* TASK GOAL:
Only the pictures are to be left out; set down the rest of the records exactly.

[start]

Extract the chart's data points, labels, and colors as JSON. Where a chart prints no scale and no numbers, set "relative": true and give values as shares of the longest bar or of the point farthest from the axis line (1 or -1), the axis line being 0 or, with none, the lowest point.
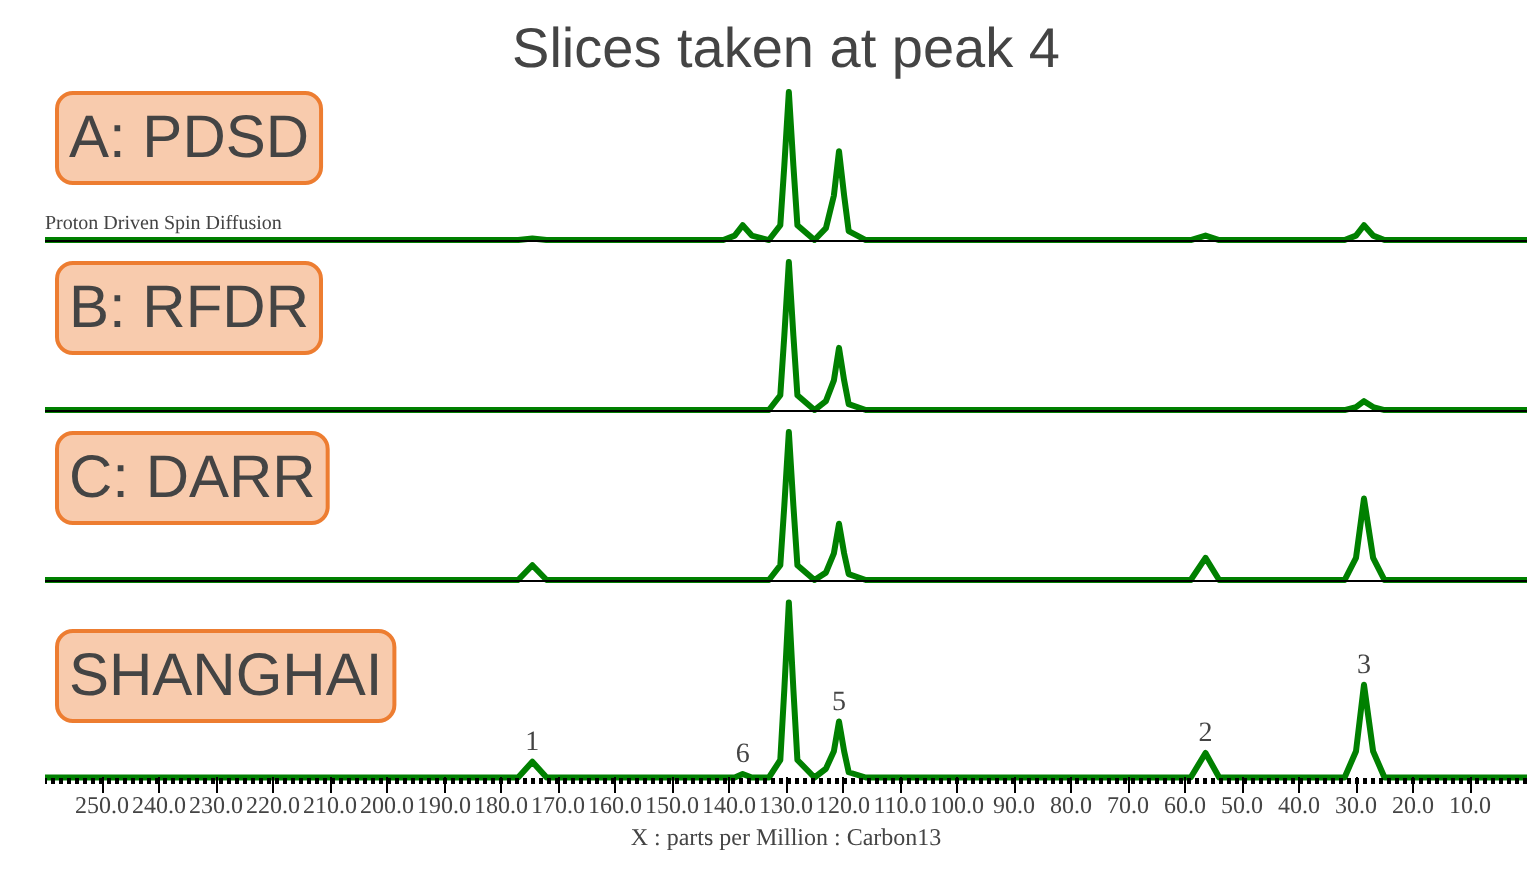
{
  "chart_data": [
    {
      "type": "line",
      "title": "A: PDSD",
      "subtitle": "Proton Driven Spin Diffusion",
      "annotations": [
        "Slices taken at peak 4"
      ],
      "relative": true,
      "xlim": [
        260,
        0
      ],
      "tick_labels": false,
      "grid": false,
      "x": [
        260,
        177,
        174.5,
        172,
        141,
        139,
        137.6,
        136,
        133,
        131,
        130.3,
        129.5,
        128.7,
        128,
        125,
        123,
        121.6,
        120.7,
        119.8,
        119,
        116,
        59,
        56.4,
        54,
        32,
        30,
        28.6,
        27,
        25,
        0
      ],
      "series": [
        {
          "color": "#008000",
          "values": [
            0,
            0,
            0.01,
            0,
            0,
            0.03,
            0.1,
            0.03,
            0,
            0.1,
            0.5,
            1,
            0.5,
            0.1,
            0,
            0.08,
            0.3,
            0.6,
            0.3,
            0.06,
            0,
            0,
            0.03,
            0,
            0,
            0.03,
            0.1,
            0.03,
            0,
            0
          ]
        }
      ]
    },
    {
      "type": "line",
      "title": "B: RFDR",
      "relative": true,
      "xlim": [
        260,
        0
      ],
      "tick_labels": false,
      "grid": false,
      "x": [
        260,
        177,
        174.5,
        172,
        141,
        139,
        137.6,
        136,
        133,
        131,
        130.3,
        129.5,
        128.7,
        128,
        125,
        123,
        121.6,
        120.7,
        119.8,
        119,
        116,
        59,
        56.4,
        54,
        32,
        30,
        28.6,
        27,
        25,
        0
      ],
      "series": [
        {
          "color": "#008000",
          "values": [
            0,
            0,
            0,
            0,
            0,
            0,
            0,
            0,
            0,
            0.1,
            0.5,
            1,
            0.5,
            0.1,
            0,
            0.06,
            0.2,
            0.42,
            0.2,
            0.04,
            0,
            0,
            0,
            0,
            0,
            0.02,
            0.06,
            0.02,
            0,
            0
          ]
        }
      ]
    },
    {
      "type": "line",
      "title": "C: DARR",
      "relative": true,
      "xlim": [
        260,
        0
      ],
      "tick_labels": false,
      "grid": false,
      "x": [
        260,
        177,
        174.5,
        172,
        141,
        139,
        137.6,
        136,
        133,
        131,
        130.3,
        129.5,
        128.7,
        128,
        125,
        123,
        121.6,
        120.7,
        119.8,
        119,
        116,
        59,
        56.4,
        54,
        32,
        30,
        28.6,
        27,
        25,
        0
      ],
      "series": [
        {
          "color": "#008000",
          "values": [
            0,
            0,
            0.1,
            0,
            0,
            0,
            0,
            0,
            0,
            0.1,
            0.5,
            1,
            0.5,
            0.1,
            0,
            0.05,
            0.18,
            0.38,
            0.18,
            0.04,
            0,
            0,
            0.15,
            0,
            0,
            0.15,
            0.55,
            0.15,
            0,
            0
          ]
        }
      ]
    },
    {
      "type": "line",
      "title": "SHANGHAI",
      "xlabel": "X : parts per Million : Carbon13",
      "relative": true,
      "xlim": [
        260,
        0
      ],
      "tick_labels": "x",
      "grid": false,
      "xticks": [
        {
          "value": 250,
          "label": "250.0"
        },
        {
          "value": 240,
          "label": "240.0"
        },
        {
          "value": 230,
          "label": "230.0"
        },
        {
          "value": 220,
          "label": "220.0"
        },
        {
          "value": 210,
          "label": "210.0"
        },
        {
          "value": 200,
          "label": "200.0"
        },
        {
          "value": 190,
          "label": "190.0"
        },
        {
          "value": 180,
          "label": "180.0"
        },
        {
          "value": 170,
          "label": "170.0"
        },
        {
          "value": 160,
          "label": "160.0"
        },
        {
          "value": 150,
          "label": "150.0"
        },
        {
          "value": 140,
          "label": "140.0"
        },
        {
          "value": 130,
          "label": "130.0"
        },
        {
          "value": 120,
          "label": "120.0"
        },
        {
          "value": 110,
          "label": "110.0"
        },
        {
          "value": 100,
          "label": "100.0"
        },
        {
          "value": 90,
          "label": "90.0"
        },
        {
          "value": 80,
          "label": "80.0"
        },
        {
          "value": 70,
          "label": "70.0"
        },
        {
          "value": 60,
          "label": "60.0"
        },
        {
          "value": 50,
          "label": "50.0"
        },
        {
          "value": 40,
          "label": "40.0"
        },
        {
          "value": 30,
          "label": "30.0"
        },
        {
          "value": 20,
          "label": "20.0"
        },
        {
          "value": 10,
          "label": "10.0"
        }
      ],
      "annotations": [
        {
          "text": "1",
          "x": 174.5,
          "y": 0.09
        },
        {
          "text": "6",
          "x": 137.6,
          "y": 0.02
        },
        {
          "text": "5",
          "x": 120.7,
          "y": 0.32
        },
        {
          "text": "2",
          "x": 56.4,
          "y": 0.14
        },
        {
          "text": "3",
          "x": 28.6,
          "y": 0.53
        }
      ],
      "x": [
        260,
        177,
        174.5,
        172,
        141,
        139,
        137.6,
        136,
        133,
        131,
        130.3,
        129.5,
        128.7,
        128,
        125,
        123,
        121.6,
        120.7,
        119.8,
        119,
        116,
        59,
        56.4,
        54,
        32,
        30,
        28.6,
        27,
        25,
        0
      ],
      "series": [
        {
          "color": "#008000",
          "values": [
            0,
            0,
            0.09,
            0,
            0,
            0,
            0.02,
            0,
            0,
            0.1,
            0.5,
            1,
            0.5,
            0.1,
            0,
            0.05,
            0.15,
            0.32,
            0.15,
            0.03,
            0,
            0,
            0.14,
            0,
            0,
            0.15,
            0.53,
            0.15,
            0,
            0
          ]
        }
      ]
    }
  ]
}
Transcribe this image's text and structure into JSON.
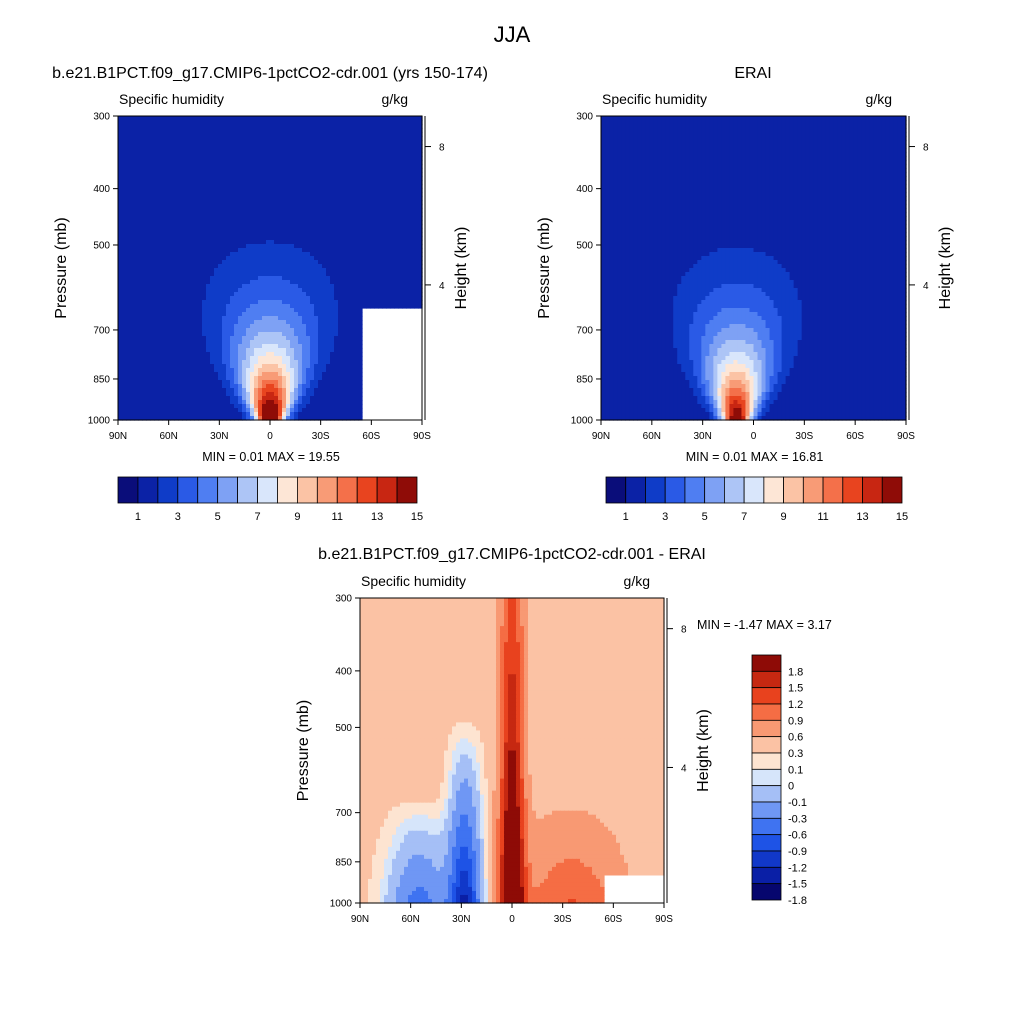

[end]

* SOLUTION BELOW:
Extract the chart's data points, labels, and colors as JSON. Where a chart prints no scale and no numbers, set "relative": true and give values as shares of the longest bar or of the point farthest from the axis line (1 or -1), the axis line being 0 or, with none, the lowest point.
{
  "chart_data": [
    {
      "type": "line",
      "title": "A: PDSD",
      "subtitle": "Proton Driven Spin Diffusion",
      "annotations": [
        "Slices taken at peak 4"
      ],
      "relative": true,
      "xlim": [
        260,
        0
      ],
      "tick_labels": false,
      "grid": false,
      "x": [
        260,
        177,
        174.5,
        172,
        141,
        139,
        137.6,
        136,
        133,
        131,
        130.3,
        129.5,
        128.7,
        128,
        125,
        123,
        121.6,
        120.7,
        119.8,
        119,
        116,
        59,
        56.4,
        54,
        32,
        30,
        28.6,
        27,
        25,
        0
      ],
      "series": [
        {
          "color": "#008000",
          "values": [
            0,
            0,
            0.01,
            0,
            0,
            0.03,
            0.1,
            0.03,
            0,
            0.1,
            0.5,
            1,
            0.5,
            0.1,
            0,
            0.08,
            0.3,
            0.6,
            0.3,
            0.06,
            0,
            0,
            0.03,
            0,
            0,
            0.03,
            0.1,
            0.03,
            0,
            0
          ]
        }
      ]
    },
    {
      "type": "line",
      "title": "B: RFDR",
      "relative": true,
      "xlim": [
        260,
        0
      ],
      "tick_labels": false,
      "grid": false,
      "x": [
        260,
        177,
        174.5,
        172,
        141,
        139,
        137.6,
        136,
        133,
        131,
        130.3,
        129.5,
        128.7,
        128,
        125,
        123,
        121.6,
        120.7,
        119.8,
        119,
        116,
        59,
        56.4,
        54,
        32,
        30,
        28.6,
        27,
        25,
        0
      ],
      "series": [
        {
          "color": "#008000",
          "values": [
            0,
            0,
            0,
            0,
            0,
            0,
            0,
            0,
            0,
            0.1,
            0.5,
            1,
            0.5,
            0.1,
            0,
            0.06,
            0.2,
            0.42,
            0.2,
            0.04,
            0,
            0,
            0,
            0,
            0,
            0.02,
            0.06,
            0.02,
            0,
            0
          ]
        }
      ]
    },
    {
      "type": "line",
      "title": "C: DARR",
      "relative": true,
      "xlim": [
        260,
        0
      ],
      "tick_labels": false,
      "grid": false,
      "x": [
        260,
        177,
        174.5,
        172,
        141,
        139,
        137.6,
        136,
        133,
        131,
        130.3,
        129.5,
        128.7,
        128,
        125,
        123,
        121.6,
        120.7,
        119.8,
        119,
        116,
        59,
        56.4,
        54,
        32,
        30,
        28.6,
        27,
        25,
        0
      ],
      "series": [
        {
          "color": "#008000",
          "values": [
            0,
            0,
            0.1,
            0,
            0,
            0,
            0,
            0,
            0,
            0.1,
            0.5,
            1,
            0.5,
            0.1,
            0,
            0.05,
            0.18,
            0.38,
            0.18,
            0.04,
            0,
            0,
            0.15,
            0,
            0,
            0.15,
            0.55,
            0.15,
            0,
            0
          ]
        }
      ]
    },
    {
      "type": "line",
      "title": "SHANGHAI",
      "xlabel": "X : parts per Million : Carbon13",
      "relative": true,
      "xlim": [
        260,
        0
      ],
      "tick_labels": "x",
      "grid": false,
      "xticks": [
        {
          "value": 250,
          "label": "250.0"
        },
        {
          "value": 240,
          "label": "240.0"
        },
        {
          "value": 230,
          "label": "230.0"
        },
        {
          "value": 220,
          "label": "220.0"
        },
        {
          "value": 210,
          "label": "210.0"
        },
        {
          "value": 200,
          "label": "200.0"
        },
        {
          "value": 190,
          "label": "190.0"
        },
        {
          "value": 180,
          "label": "180.0"
        },
        {
          "value": 170,
          "label": "170.0"
        },
        {
          "value": 160,
          "label": "160.0"
        },
        {
          "value": 150,
          "label": "150.0"
        },
        {
          "value": 140,
          "label": "140.0"
        },
        {
          "value": 130,
          "label": "130.0"
        },
        {
          "value": 120,
          "label": "120.0"
        },
        {
          "value": 110,
          "label": "110.0"
        },
        {
          "value": 100,
          "label": "100.0"
        },
        {
          "value": 90,
          "label": "90.0"
        },
        {
          "value": 80,
          "label": "80.0"
        },
        {
          "value": 70,
          "label": "70.0"
        },
        {
          "value": 60,
          "label": "60.0"
        },
        {
          "value": 50,
          "label": "50.0"
        },
        {
          "value": 40,
          "label": "40.0"
        },
        {
          "value": 30,
          "label": "30.0"
        },
        {
          "value": 20,
          "label": "20.0"
        },
        {
          "value": 10,
          "label": "10.0"
        }
      ],
      "annotations": [
        {
          "text": "1",
          "x": 174.5,
          "y": 0.09
        },
        {
          "text": "6",
          "x": 137.6,
          "y": 0.02
        },
        {
          "text": "5",
          "x": 120.7,
          "y": 0.32
        },
        {
          "text": "2",
          "x": 56.4,
          "y": 0.14
        },
        {
          "text": "3",
          "x": 28.6,
          "y": 0.53
        }
      ],
      "x": [
        260,
        177,
        174.5,
        172,
        141,
        139,
        137.6,
        136,
        133,
        131,
        130.3,
        129.5,
        128.7,
        128,
        125,
        123,
        121.6,
        120.7,
        119.8,
        119,
        116,
        59,
        56.4,
        54,
        32,
        30,
        28.6,
        27,
        25,
        0
      ],
      "series": [
        {
          "color": "#008000",
          "values": [
            0,
            0,
            0.09,
            0,
            0,
            0,
            0.02,
            0,
            0,
            0.1,
            0.5,
            1,
            0.5,
            0.1,
            0,
            0.05,
            0.15,
            0.32,
            0.15,
            0.03,
            0,
            0,
            0.14,
            0,
            0,
            0.15,
            0.53,
            0.15,
            0,
            0
          ]
        }
      ]
    }
  ]
}
Transcribe this image's text and structure into JSON.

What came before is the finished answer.